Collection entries
=======
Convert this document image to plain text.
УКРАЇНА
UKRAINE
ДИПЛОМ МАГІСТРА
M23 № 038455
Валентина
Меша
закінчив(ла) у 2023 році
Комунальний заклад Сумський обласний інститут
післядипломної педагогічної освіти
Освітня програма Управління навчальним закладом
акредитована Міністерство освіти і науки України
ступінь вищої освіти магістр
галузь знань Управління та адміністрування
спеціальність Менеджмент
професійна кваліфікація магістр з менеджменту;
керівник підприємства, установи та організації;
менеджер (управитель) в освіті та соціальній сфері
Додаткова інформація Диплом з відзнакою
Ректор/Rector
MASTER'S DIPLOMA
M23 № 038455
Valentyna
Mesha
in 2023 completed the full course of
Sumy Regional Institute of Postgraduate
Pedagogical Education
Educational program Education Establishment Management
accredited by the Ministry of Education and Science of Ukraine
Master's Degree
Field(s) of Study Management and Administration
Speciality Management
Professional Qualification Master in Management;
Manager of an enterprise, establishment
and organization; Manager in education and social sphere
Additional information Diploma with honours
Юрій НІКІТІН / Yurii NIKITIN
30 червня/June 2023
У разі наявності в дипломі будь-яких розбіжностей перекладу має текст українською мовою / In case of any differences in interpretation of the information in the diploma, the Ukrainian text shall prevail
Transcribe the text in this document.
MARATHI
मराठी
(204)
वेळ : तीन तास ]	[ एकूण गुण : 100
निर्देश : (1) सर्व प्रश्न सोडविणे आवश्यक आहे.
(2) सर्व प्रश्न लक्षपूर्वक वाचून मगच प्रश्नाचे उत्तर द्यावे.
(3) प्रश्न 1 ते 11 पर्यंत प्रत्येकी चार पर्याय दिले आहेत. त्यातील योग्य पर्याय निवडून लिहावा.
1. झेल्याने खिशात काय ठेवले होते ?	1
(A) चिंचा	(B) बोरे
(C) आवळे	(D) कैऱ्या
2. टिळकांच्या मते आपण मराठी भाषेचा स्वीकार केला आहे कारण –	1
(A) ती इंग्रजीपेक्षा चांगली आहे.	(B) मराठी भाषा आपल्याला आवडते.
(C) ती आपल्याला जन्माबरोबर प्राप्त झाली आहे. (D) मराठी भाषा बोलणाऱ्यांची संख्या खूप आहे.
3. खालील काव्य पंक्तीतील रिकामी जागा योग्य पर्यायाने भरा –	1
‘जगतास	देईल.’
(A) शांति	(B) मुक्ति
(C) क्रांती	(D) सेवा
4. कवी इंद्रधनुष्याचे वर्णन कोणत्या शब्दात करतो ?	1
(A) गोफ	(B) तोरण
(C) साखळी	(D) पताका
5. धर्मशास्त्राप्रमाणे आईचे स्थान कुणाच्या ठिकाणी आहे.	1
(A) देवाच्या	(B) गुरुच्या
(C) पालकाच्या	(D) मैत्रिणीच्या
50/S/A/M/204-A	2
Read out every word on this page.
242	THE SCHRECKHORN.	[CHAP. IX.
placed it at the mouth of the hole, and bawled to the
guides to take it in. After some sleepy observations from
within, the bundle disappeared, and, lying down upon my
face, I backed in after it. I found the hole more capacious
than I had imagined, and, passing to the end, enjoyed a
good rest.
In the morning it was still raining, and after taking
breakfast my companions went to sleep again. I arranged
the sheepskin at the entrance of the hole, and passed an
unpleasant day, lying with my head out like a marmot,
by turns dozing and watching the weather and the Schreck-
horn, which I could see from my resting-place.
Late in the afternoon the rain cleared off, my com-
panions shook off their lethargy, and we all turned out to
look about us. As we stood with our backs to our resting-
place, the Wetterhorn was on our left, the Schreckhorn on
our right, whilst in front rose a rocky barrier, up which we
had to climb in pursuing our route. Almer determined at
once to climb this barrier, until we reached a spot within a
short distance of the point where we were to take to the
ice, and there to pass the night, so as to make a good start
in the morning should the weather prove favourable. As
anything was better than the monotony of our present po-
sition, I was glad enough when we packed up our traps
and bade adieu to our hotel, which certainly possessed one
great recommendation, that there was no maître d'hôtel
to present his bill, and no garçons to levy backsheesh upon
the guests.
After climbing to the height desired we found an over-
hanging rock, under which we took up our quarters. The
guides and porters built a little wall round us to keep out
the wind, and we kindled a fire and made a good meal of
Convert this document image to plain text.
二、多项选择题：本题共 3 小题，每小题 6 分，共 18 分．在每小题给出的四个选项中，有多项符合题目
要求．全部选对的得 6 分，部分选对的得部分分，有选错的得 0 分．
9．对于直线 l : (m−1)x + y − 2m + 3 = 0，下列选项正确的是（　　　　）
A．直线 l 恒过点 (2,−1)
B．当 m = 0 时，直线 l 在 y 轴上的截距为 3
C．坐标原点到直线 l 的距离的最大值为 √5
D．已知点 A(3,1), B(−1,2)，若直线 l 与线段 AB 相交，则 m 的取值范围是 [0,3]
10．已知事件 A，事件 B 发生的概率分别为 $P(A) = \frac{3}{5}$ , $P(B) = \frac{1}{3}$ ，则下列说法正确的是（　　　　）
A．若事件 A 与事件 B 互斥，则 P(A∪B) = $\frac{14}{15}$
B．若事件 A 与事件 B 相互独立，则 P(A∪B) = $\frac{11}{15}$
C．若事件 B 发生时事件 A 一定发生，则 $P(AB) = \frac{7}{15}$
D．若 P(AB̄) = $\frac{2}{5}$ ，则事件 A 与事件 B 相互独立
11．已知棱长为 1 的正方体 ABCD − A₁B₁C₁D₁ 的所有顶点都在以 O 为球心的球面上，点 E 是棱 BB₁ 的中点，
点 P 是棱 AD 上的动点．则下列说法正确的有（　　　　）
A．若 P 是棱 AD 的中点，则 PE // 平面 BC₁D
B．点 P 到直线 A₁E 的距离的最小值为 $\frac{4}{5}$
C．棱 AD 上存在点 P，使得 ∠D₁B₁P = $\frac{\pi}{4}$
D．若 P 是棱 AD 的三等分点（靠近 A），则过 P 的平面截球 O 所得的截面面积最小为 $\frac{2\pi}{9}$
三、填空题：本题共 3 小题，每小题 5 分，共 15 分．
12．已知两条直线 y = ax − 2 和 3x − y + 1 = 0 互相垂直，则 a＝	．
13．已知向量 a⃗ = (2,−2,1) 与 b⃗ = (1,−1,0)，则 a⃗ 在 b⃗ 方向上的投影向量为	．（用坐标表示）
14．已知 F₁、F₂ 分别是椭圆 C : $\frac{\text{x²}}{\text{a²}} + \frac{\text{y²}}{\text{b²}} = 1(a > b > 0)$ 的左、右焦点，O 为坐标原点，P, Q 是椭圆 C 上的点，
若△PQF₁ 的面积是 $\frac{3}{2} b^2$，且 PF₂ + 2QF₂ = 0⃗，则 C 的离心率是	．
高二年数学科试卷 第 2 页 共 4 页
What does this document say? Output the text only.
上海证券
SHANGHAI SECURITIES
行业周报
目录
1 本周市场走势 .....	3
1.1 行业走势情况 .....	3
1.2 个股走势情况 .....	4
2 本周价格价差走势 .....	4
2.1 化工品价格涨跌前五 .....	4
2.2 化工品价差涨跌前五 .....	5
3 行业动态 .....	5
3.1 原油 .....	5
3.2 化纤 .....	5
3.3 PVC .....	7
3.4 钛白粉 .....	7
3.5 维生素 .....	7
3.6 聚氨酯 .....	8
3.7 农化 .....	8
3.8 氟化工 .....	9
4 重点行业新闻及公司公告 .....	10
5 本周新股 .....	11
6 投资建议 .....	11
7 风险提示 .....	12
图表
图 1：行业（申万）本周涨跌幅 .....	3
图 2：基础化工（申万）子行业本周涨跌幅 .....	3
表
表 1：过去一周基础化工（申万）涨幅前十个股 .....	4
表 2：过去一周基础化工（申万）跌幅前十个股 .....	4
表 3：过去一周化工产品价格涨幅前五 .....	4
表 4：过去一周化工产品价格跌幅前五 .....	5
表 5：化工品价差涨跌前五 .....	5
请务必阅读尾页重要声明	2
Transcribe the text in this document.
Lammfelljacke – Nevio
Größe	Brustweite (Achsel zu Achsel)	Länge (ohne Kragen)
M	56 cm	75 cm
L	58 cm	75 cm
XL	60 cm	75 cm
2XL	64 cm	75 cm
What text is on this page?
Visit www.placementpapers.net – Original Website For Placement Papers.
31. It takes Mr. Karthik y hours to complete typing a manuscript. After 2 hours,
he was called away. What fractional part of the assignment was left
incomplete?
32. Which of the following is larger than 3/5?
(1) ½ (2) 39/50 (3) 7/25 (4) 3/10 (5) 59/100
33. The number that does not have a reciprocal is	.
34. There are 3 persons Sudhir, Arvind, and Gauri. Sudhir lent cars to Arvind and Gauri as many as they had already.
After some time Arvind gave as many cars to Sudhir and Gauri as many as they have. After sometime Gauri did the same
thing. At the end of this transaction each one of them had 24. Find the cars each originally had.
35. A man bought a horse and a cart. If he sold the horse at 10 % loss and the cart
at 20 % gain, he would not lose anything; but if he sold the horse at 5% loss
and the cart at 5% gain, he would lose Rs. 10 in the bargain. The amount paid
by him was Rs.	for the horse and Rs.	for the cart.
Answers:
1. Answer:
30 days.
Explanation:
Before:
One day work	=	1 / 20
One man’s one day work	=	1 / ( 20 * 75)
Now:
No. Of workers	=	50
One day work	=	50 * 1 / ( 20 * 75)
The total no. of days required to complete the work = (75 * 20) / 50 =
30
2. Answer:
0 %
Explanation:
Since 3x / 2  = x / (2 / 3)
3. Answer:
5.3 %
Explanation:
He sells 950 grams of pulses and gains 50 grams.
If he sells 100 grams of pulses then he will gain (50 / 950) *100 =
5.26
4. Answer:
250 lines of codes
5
=======
** Set problem **
Copy all lines above containing the string "What".

** Full answer **
What does this document say? Output the text only.
What text is on this page?
he was called away. What fractional part of the assignment was left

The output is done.